Extrait:
Il y a d’abord un décor avec une esthétique feutrée qui évoque par un savant jeu de lumière l’intime et le secret. Dans cette atmosphère, quatre personnages apparaissent : nous sommes sur un bateau voguant vers la Chine. A bord, Ysé, entourée de son mari et de deux autres passagers qui la courtiseront, Mesa et Amalric. Tous ont déjà vécu et sont dans la recherche d’un second départ de l’autre côté de la mer.
Ysé cristallise leurs désirs et une tension entre les personnages s’installe très vite. Ysé et Mesa, Ysé et Amalric ? Ysé portant l’enfant de Mesa repartant avec Amalric, abandonnant mari et amant derrière elle pour aller vers la mort.
Le texte comme dans l’Echange est un mélange d’amertume, d’amour mystique et de malheur reposant sur la rythmique des images et du verbe claudélien. Pour autant, ce rythme long choisi pour dire « Partage de Midi » confère à chaque mot une sonorité qui éclipserait presque la mise en scène. L’ironie est qu’on est presque tenté de fermer les yeux pour ne garder que cette dimension-là. “Partage de Midi” est ainsi comme une longue plainte en clair-obscur. On s’y frôle, on se plaît mais jamais on ne s’incarne tout à fait.

Consigne:
Poursuivez l'extrait sur la mise en scène de « Partage de Midi » à la suite de sa dernière phrase. La liste vient d'une autre source que cet extrait.

Documents fournis:
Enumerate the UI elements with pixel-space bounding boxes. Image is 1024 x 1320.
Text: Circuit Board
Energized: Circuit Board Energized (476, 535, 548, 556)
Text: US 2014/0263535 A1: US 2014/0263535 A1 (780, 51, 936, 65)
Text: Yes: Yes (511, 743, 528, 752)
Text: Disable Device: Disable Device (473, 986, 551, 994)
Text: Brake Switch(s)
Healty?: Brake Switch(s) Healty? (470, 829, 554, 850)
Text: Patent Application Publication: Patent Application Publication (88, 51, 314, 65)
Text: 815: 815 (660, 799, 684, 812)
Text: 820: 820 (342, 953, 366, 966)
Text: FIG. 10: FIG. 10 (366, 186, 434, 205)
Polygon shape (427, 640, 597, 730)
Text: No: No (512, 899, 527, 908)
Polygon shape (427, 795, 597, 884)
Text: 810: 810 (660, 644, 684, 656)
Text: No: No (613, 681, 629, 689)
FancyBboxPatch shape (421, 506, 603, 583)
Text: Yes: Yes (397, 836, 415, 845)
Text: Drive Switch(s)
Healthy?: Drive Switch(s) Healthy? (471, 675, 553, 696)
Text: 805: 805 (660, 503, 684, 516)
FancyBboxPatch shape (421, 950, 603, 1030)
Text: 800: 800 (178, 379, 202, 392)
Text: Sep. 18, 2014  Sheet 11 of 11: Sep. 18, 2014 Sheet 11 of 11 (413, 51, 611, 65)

Réponse proposée:
Jutta Johanna Weiss est flamboyante, féline et indécise. Mathurin Voltz dans le rôle du mari a une présence effacée presque menaçante, comme une ombre annonçant le dénouement dramatique. Stanislas Nordey campe un Mesa rongé par l’impuissance de combattre son amour. Et enfin, Alexandre Ruby campe le fier Amalric conquérant et pragmatique. Son jeu plus direct et franc tranche avec les autres personnages de ce quatuor.
Il y a dans ce jeu lent et retenu quelque chose d’étrangement figé qui corrobore avec l’idée d’exploration des rituels d’amour et de mort poursuivi par le metteur en scène Eric Vigner dans son cycle trilogique. Pour autant, cette mise en scène devient parfois alanguie et l’exercice tédieux. Il faut du courage et de l’attention pour savourer pleinement ce voyage.
C’est assurément un spectacle dont on ne peut qu’admirer le travail de jeu, de décor et de mise en scène. Tout est en suspens, certes fidèle à Claudel mais dirigé, avouons-le, vers un public aguerri et patient.